#### EXERCISE OBJECTIVE:
Give the listing again character for character, but drop the images.
§
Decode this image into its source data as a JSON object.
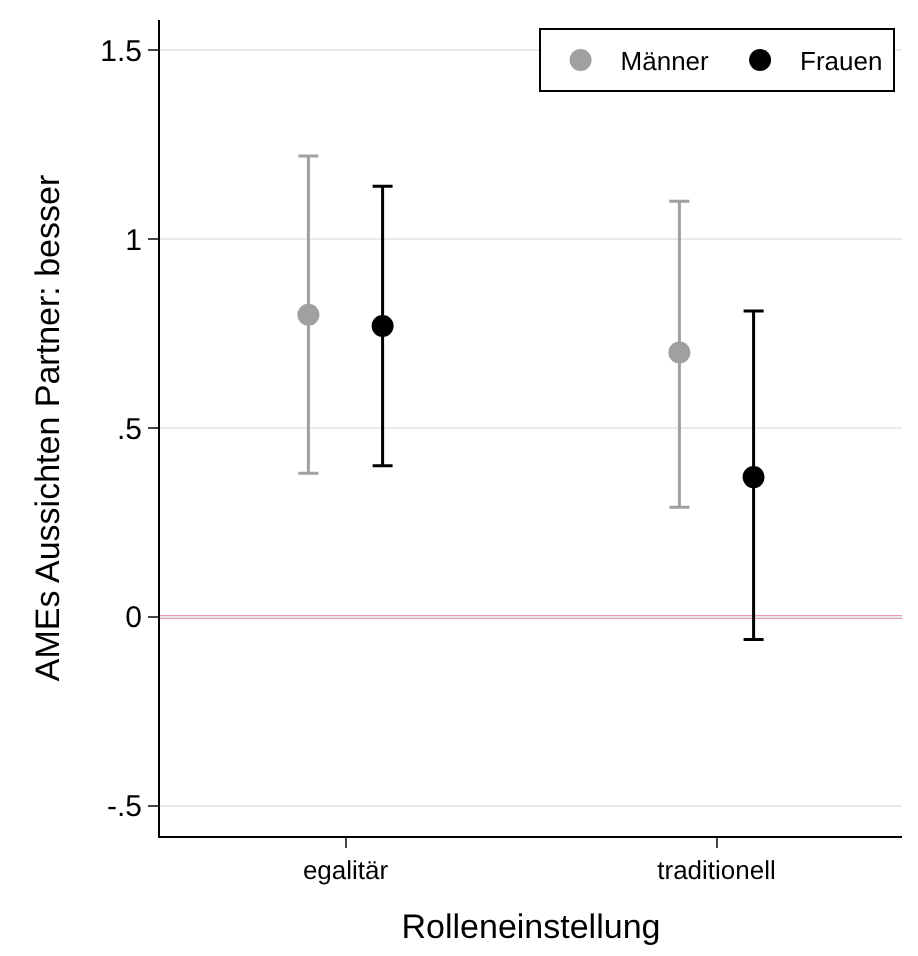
{
  "chart_data": {
    "type": "scatter",
    "xlabel": "Rolleneinstellung",
    "ylabel": "AMEs Aussichten Partner: besser",
    "categories": [
      "egalitär",
      "traditionell"
    ],
    "series": [
      {
        "name": "Männer",
        "color": "#a0a0a0",
        "values": [
          0.8,
          0.7
        ],
        "errors": [
          [
            0.38,
            1.22
          ],
          [
            0.29,
            1.1
          ]
        ]
      },
      {
        "name": "Frauen",
        "color": "#000000",
        "values": [
          0.77,
          0.37
        ],
        "errors": [
          [
            0.4,
            1.14
          ],
          [
            -0.06,
            0.81
          ]
        ]
      }
    ],
    "ylim": [
      -0.58,
      1.58
    ],
    "yticks": [
      {
        "value": -0.5,
        "label": "-.5"
      },
      0,
      {
        "value": 0.5,
        "label": ".5"
      },
      1,
      1.5
    ],
    "grid": "y",
    "legend": "top right",
    "marker": "circle",
    "ref_lines": [
      {
        "axis": "y",
        "value": 0,
        "color": "#e0305a"
      }
    ]
  }
}
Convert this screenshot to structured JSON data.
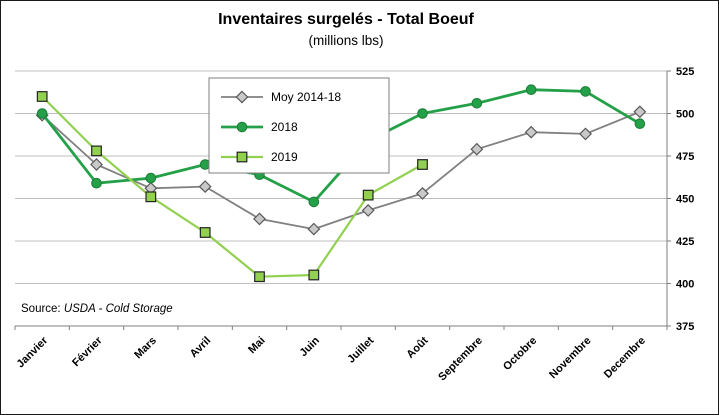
{
  "chart": {
    "title": "Inventaires surgelés - Total Boeuf",
    "subtitle": "(millions lbs)",
    "source_prefix": "Source: ",
    "source_text": "USDA - Cold Storage"
  },
  "chart_data": {
    "type": "line",
    "title": "Inventaires surgelés - Total Boeuf",
    "subtitle": "(millions lbs)",
    "categories": [
      "Janvier",
      "Février",
      "Mars",
      "Avril",
      "Mai",
      "Juin",
      "Juillet",
      "Août",
      "Septembre",
      "Octobre",
      "Novembre",
      "Decembre"
    ],
    "series": [
      {
        "name": "Moy 2014-18",
        "marker": "diamond",
        "color": "#808080",
        "marker_fill": "#c9c9c9",
        "marker_stroke": "#595959",
        "line_width": 1.8,
        "values": [
          499,
          470,
          456,
          457,
          438,
          432,
          443,
          453,
          479,
          489,
          488,
          501
        ]
      },
      {
        "name": "2018",
        "marker": "circle",
        "color": "#24a148",
        "marker_fill": "#24a148",
        "marker_stroke": "#1b7d37",
        "line_width": 2.8,
        "values": [
          500,
          459,
          462,
          470,
          464,
          448,
          484,
          500,
          506,
          514,
          513,
          494
        ]
      },
      {
        "name": "2019",
        "marker": "square",
        "color": "#92d050",
        "marker_fill": "#92d050",
        "marker_stroke": "#222222",
        "line_width": 2.2,
        "values": [
          510,
          478,
          451,
          430,
          404,
          405,
          452,
          470,
          null,
          null,
          null,
          null
        ]
      }
    ],
    "ylim": [
      375,
      525
    ],
    "ytick_step": 25,
    "grid": true,
    "legend_position": "top-left-inside",
    "y_axis_side": "right"
  }
}
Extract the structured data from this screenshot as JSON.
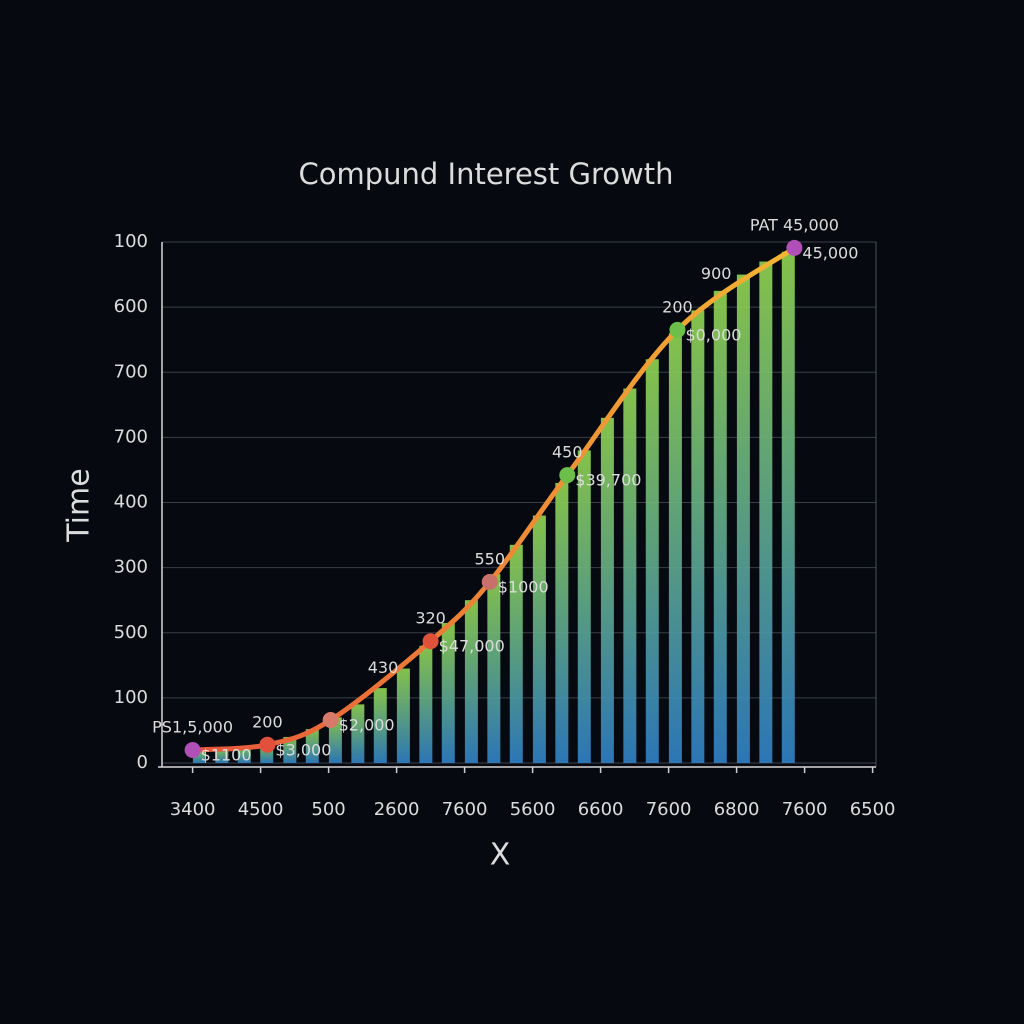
{
  "chart_data": {
    "type": "combo",
    "title": "Compund Interest Growth",
    "y_label": "Time",
    "x_label": "X",
    "xlim": [
      -0.45,
      10.05
    ],
    "xticks": [
      {
        "value": 0,
        "label": "3400"
      },
      {
        "value": 1,
        "label": "4500"
      },
      {
        "value": 2,
        "label": "500"
      },
      {
        "value": 3,
        "label": "2600"
      },
      {
        "value": 4,
        "label": "7600"
      },
      {
        "value": 5,
        "label": "5600"
      },
      {
        "value": 6,
        "label": "6600"
      },
      {
        "value": 7,
        "label": "7600"
      },
      {
        "value": 8,
        "label": "6800"
      },
      {
        "value": 9,
        "label": "7600"
      },
      {
        "value": 10,
        "label": "6500"
      }
    ],
    "ylim": [
      0,
      8
    ],
    "yticks": [
      {
        "value": 0,
        "label": "0"
      },
      {
        "value": 1,
        "label": "100"
      },
      {
        "value": 2,
        "label": "500"
      },
      {
        "value": 3,
        "label": "300"
      },
      {
        "value": 4,
        "label": "400"
      },
      {
        "value": 5,
        "label": "700"
      },
      {
        "value": 6,
        "label": "700"
      },
      {
        "value": 7,
        "label": "600"
      },
      {
        "value": 8,
        "label": "100"
      }
    ],
    "grid": true,
    "series": [
      {
        "type": "bar",
        "gradient": [
          "#2f7fc4",
          "#8fd14f"
        ],
        "x": [
          0.1,
          0.43,
          0.76,
          1.09,
          1.43,
          1.76,
          2.1,
          2.43,
          2.76,
          3.1,
          3.43,
          3.76,
          4.1,
          4.43,
          4.76,
          5.1,
          5.43,
          5.76,
          6.1,
          6.43,
          6.76,
          7.1,
          7.43,
          7.76,
          8.1,
          8.43,
          8.76
        ],
        "values": [
          0.2,
          0.22,
          0.25,
          0.3,
          0.4,
          0.52,
          0.7,
          0.9,
          1.15,
          1.45,
          1.8,
          2.15,
          2.5,
          2.9,
          3.35,
          3.8,
          4.3,
          4.8,
          5.3,
          5.75,
          6.2,
          6.6,
          6.95,
          7.25,
          7.5,
          7.7,
          7.85
        ]
      },
      {
        "type": "line",
        "gradient": [
          "#e8553a",
          "#f2b632"
        ],
        "x": [
          0,
          1.1,
          2.03,
          3.5,
          4.37,
          5.51,
          7.13,
          8.85
        ],
        "values": [
          0.2,
          0.28,
          0.66,
          1.87,
          2.78,
          4.42,
          6.65,
          7.91
        ],
        "marker_colors": [
          "#b04fb8",
          "#e0503a",
          "#d77a6a",
          "#e0503a",
          "#c8706a",
          "#6cc04a",
          "#6cc04a",
          "#b04fb8"
        ],
        "top_labels": [
          "PS1,5,000",
          "200",
          null,
          "320",
          "550",
          "450",
          "200",
          "PAT 45,000"
        ],
        "side_labels": [
          "$1100",
          "$3,000",
          "$2,000",
          "$47,000",
          "$1000",
          "$39,700",
          "$0,000",
          "45,000"
        ]
      }
    ],
    "annotations": [
      {
        "text": "430",
        "x": 2.8,
        "y": 1.45
      },
      {
        "text": "900",
        "x": 7.7,
        "y": 7.5
      }
    ]
  }
}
§
#### FINAL ANSWER:
Decode this image into its source data as a JSON object.
{
  "chart_data": {
    "type": "scatter",
    "xlabel": "Rolleneinstellung",
    "ylabel": "AMEs Aussichten Partner: besser",
    "categories": [
      "egalitär",
      "traditionell"
    ],
    "series": [
      {
        "name": "Männer",
        "color": "#a0a0a0",
        "values": [
          0.8,
          0.7
        ],
        "errors": [
          [
            0.38,
            1.22
          ],
          [
            0.29,
            1.1
          ]
        ]
      },
      {
        "name": "Frauen",
        "color": "#000000",
        "values": [
          0.77,
          0.37
        ],
        "errors": [
          [
            0.4,
            1.14
          ],
          [
            -0.06,
            0.81
          ]
        ]
      }
    ],
    "ylim": [
      -0.58,
      1.58
    ],
    "yticks": [
      {
        "value": -0.5,
        "label": "-.5"
      },
      0,
      {
        "value": 0.5,
        "label": ".5"
      },
      1,
      1.5
    ],
    "grid": "y",
    "legend": "top right",
    "marker": "circle",
    "ref_lines": [
      {
        "axis": "y",
        "value": 0,
        "color": "#e0305a"
      }
    ]
  }
}
Convert this screenshot to structured JSON data.
{
  "chart": {
    "title": "Inventaires surgelés - Total Boeuf",
    "subtitle": "(millions lbs)",
    "source_prefix": "Source: ",
    "source_text": "USDA - Cold Storage"
  },
  "chart_data": {
    "type": "line",
    "title": "Inventaires surgelés - Total Boeuf",
    "subtitle": "(millions lbs)",
    "categories": [
      "Janvier",
      "Février",
      "Mars",
      "Avril",
      "Mai",
      "Juin",
      "Juillet",
      "Août",
      "Septembre",
      "Octobre",
      "Novembre",
      "Decembre"
    ],
    "series": [
      {
        "name": "Moy 2014-18",
        "marker": "diamond",
        "color": "#808080",
        "marker_fill": "#c9c9c9",
        "marker_stroke": "#595959",
        "line_width": 1.8,
        "values": [
          499,
          470,
          456,
          457,
          438,
          432,
          443,
          453,
          479,
          489,
          488,
          501
        ]
      },
      {
        "name": "2018",
        "marker": "circle",
        "color": "#24a148",
        "marker_fill": "#24a148",
        "marker_stroke": "#1b7d37",
        "line_width": 2.8,
        "values": [
          500,
          459,
          462,
          470,
          464,
          448,
          484,
          500,
          506,
          514,
          513,
          494
        ]
      },
      {
        "name": "2019",
        "marker": "square",
        "color": "#92d050",
        "marker_fill": "#92d050",
        "marker_stroke": "#222222",
        "line_width": 2.2,
        "values": [
          510,
          478,
          451,
          430,
          404,
          405,
          452,
          470,
          null,
          null,
          null,
          null
        ]
      }
    ],
    "ylim": [
      375,
      525
    ],
    "ytick_step": 25,
    "grid": true,
    "legend_position": "top-left-inside",
    "y_axis_side": "right"
  }
}
Extract the structured data from this screenshot as JSON.
{
  "chart_data": {
    "type": "combo",
    "title": "Compund Interest Growth",
    "y_label": "Time",
    "x_label": "X",
    "xlim": [
      -0.45,
      10.05
    ],
    "xticks": [
      {
        "value": 0,
        "label": "3400"
      },
      {
        "value": 1,
        "label": "4500"
      },
      {
        "value": 2,
        "label": "500"
      },
      {
        "value": 3,
        "label": "2600"
      },
      {
        "value": 4,
        "label": "7600"
      },
      {
        "value": 5,
        "label": "5600"
      },
      {
        "value": 6,
        "label": "6600"
      },
      {
        "value": 7,
        "label": "7600"
      },
      {
        "value": 8,
        "label": "6800"
      },
      {
        "value": 9,
        "label": "7600"
      },
      {
        "value": 10,
        "label": "6500"
      }
    ],
    "ylim": [
      0,
      8
    ],
    "yticks": [
      {
        "value": 0,
        "label": "0"
      },
      {
        "value": 1,
        "label": "100"
      },
      {
        "value": 2,
        "label": "500"
      },
      {
        "value": 3,
        "label": "300"
      },
      {
        "value": 4,
        "label": "400"
      },
      {
        "value": 5,
        "label": "700"
      },
      {
        "value": 6,
        "label": "700"
      },
      {
        "value": 7,
        "label": "600"
      },
      {
        "value": 8,
        "label": "100"
      }
    ],
    "grid": true,
    "series": [
      {
        "type": "bar",
        "gradient": [
          "#2f7fc4",
          "#8fd14f"
        ],
        "x": [
          0.1,
          0.43,
          0.76,
          1.09,
          1.43,
          1.76,
          2.1,
          2.43,
          2.76,
          3.1,
          3.43,
          3.76,
          4.1,
          4.43,
          4.76,
          5.1,
          5.43,
          5.76,
          6.1,
          6.43,
          6.76,
          7.1,
          7.43,
          7.76,
          8.1,
          8.43,
          8.76
        ],
        "values": [
          0.2,
          0.22,
          0.25,
          0.3,
          0.4,
          0.52,
          0.7,
          0.9,
          1.15,
          1.45,
          1.8,
          2.15,
          2.5,
          2.9,
          3.35,
          3.8,
          4.3,
          4.8,
          5.3,
          5.75,
          6.2,
          6.6,
          6.95,
          7.25,
          7.5,
          7.7,
          7.85
        ]
      },
      {
        "type": "line",
        "gradient": [
          "#e8553a",
          "#f2b632"
        ],
        "x": [
          0,
          1.1,
          2.03,
          3.5,
          4.37,
          5.51,
          7.13,
          8.85
        ],
        "values": [
          0.2,
          0.28,
          0.66,
          1.87,
          2.78,
          4.42,
          6.65,
          7.91
        ],
        "marker_colors": [
          "#b04fb8",
          "#e0503a",
          "#d77a6a",
          "#e0503a",
          "#c8706a",
          "#6cc04a",
          "#6cc04a",
          "#b04fb8"
        ],
        "top_labels": [
          "PS1,5,000",
          "200",
          null,
          "320",
          "550",
          "450",
          "200",
          "PAT 45,000"
        ],
        "side_labels": [
          "$1100",
          "$3,000",
          "$2,000",
          "$47,000",
          "$1000",
          "$39,700",
          "$0,000",
          "45,000"
        ]
      }
    ],
    "annotations": [
      {
        "text": "430",
        "x": 2.8,
        "y": 1.45
      },
      {
        "text": "900",
        "x": 7.7,
        "y": 7.5
      }
    ]
  }
}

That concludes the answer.